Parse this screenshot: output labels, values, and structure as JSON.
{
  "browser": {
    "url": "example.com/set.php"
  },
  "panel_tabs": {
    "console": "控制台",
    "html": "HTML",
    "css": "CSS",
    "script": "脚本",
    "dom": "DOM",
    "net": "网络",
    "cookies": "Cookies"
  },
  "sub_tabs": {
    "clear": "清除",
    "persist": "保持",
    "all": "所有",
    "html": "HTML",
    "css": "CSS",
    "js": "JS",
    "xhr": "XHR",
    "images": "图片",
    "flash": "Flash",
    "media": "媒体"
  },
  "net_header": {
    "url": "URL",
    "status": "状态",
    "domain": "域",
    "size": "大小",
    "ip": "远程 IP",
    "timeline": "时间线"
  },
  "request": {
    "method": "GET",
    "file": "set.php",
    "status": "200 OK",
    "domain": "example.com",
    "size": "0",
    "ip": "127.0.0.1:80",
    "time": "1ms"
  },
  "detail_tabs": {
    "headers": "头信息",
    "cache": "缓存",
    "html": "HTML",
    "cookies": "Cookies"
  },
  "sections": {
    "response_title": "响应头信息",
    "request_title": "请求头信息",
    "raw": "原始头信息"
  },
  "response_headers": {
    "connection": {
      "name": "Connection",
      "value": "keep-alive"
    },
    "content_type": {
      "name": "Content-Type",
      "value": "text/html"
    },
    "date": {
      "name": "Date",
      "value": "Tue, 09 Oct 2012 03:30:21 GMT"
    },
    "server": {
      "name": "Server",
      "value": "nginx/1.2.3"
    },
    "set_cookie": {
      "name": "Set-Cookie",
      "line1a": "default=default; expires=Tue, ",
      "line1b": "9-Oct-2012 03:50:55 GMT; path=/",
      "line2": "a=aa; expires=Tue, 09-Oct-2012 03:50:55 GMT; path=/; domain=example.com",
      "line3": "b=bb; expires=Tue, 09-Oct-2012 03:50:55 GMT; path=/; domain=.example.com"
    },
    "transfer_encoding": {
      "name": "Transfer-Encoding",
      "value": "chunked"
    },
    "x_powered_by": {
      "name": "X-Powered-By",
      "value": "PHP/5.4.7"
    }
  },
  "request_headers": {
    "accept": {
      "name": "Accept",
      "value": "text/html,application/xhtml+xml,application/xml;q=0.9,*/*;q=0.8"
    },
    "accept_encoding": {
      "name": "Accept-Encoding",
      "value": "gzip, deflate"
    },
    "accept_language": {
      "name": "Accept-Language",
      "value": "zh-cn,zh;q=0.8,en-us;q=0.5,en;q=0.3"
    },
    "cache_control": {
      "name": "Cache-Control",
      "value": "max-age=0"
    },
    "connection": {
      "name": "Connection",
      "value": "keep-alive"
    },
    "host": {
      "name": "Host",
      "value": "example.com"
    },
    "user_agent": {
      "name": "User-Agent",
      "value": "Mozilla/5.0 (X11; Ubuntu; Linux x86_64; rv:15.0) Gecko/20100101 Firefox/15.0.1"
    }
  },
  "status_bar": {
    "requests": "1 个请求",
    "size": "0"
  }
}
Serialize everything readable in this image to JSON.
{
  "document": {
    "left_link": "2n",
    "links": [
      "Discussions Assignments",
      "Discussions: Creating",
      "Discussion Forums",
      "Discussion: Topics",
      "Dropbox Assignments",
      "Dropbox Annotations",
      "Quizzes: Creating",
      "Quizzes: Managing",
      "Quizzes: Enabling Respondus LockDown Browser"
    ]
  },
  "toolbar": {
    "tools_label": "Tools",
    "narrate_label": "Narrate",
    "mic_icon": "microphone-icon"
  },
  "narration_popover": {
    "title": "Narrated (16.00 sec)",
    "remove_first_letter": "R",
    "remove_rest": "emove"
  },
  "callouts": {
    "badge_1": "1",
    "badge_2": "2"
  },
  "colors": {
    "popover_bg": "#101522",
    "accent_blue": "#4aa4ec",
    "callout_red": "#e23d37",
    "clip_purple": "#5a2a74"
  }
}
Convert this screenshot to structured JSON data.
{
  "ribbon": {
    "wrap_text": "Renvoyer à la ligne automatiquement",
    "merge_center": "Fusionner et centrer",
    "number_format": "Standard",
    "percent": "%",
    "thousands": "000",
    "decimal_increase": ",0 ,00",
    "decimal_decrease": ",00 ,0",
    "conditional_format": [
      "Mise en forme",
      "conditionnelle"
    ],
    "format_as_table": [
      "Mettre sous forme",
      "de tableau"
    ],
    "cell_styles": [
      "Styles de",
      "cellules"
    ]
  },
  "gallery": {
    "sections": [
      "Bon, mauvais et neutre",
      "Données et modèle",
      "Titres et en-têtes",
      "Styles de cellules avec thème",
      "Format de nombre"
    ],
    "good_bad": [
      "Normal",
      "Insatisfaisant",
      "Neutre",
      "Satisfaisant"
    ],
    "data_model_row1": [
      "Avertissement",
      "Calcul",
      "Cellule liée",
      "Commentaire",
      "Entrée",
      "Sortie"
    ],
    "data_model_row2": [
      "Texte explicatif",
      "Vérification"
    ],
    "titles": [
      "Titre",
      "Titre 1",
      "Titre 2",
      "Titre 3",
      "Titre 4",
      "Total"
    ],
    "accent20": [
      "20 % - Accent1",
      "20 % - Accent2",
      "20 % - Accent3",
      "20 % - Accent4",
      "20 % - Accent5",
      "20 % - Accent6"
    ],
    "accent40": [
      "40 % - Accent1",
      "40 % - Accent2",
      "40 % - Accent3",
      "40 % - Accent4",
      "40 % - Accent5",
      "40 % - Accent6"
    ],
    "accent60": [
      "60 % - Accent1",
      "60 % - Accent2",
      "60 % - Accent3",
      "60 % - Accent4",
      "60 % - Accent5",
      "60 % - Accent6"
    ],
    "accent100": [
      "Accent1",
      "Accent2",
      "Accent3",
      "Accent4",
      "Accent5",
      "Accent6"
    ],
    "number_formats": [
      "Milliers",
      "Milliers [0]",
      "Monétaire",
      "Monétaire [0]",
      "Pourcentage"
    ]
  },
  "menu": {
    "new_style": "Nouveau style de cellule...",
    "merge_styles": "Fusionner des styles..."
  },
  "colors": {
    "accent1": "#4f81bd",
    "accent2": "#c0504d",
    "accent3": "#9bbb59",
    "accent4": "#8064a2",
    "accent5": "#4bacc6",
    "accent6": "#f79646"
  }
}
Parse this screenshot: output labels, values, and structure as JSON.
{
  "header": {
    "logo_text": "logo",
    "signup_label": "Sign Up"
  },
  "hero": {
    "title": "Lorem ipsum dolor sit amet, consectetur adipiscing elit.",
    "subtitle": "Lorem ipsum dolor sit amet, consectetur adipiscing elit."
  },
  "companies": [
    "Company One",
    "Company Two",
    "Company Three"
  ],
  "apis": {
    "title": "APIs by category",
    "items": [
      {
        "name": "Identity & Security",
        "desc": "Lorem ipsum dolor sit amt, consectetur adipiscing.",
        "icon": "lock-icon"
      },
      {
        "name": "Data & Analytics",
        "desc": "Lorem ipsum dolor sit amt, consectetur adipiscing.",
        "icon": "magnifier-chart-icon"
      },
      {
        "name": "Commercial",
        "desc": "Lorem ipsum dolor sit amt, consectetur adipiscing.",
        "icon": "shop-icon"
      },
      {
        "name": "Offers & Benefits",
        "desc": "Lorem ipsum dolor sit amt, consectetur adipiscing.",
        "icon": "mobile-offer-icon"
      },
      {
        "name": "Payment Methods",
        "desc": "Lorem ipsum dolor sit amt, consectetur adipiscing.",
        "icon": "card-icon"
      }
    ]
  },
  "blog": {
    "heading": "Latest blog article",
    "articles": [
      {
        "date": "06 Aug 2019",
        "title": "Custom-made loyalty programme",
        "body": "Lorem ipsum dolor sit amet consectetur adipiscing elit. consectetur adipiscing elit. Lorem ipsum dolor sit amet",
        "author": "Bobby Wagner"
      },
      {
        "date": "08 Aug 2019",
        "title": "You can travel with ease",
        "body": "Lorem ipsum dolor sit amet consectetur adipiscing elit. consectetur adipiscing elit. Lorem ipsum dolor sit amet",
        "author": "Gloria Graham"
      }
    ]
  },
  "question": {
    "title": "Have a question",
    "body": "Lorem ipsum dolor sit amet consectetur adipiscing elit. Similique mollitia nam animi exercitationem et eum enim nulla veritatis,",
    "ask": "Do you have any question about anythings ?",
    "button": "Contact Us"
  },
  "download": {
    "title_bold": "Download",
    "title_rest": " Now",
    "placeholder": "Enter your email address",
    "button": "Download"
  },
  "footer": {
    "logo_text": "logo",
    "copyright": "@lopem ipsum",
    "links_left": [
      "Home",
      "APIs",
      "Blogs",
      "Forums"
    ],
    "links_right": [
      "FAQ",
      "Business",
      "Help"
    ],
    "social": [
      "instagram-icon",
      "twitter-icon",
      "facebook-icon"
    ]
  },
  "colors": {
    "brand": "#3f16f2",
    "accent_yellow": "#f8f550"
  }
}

::::::::

Task objective:
Search the data for the word "Quizzes" and copy each line where it appears.

The solution:
      "Quizzes: Creating",
      "Quizzes: Managing",
      "Quizzes: Enabling Respondus LockDown Browser"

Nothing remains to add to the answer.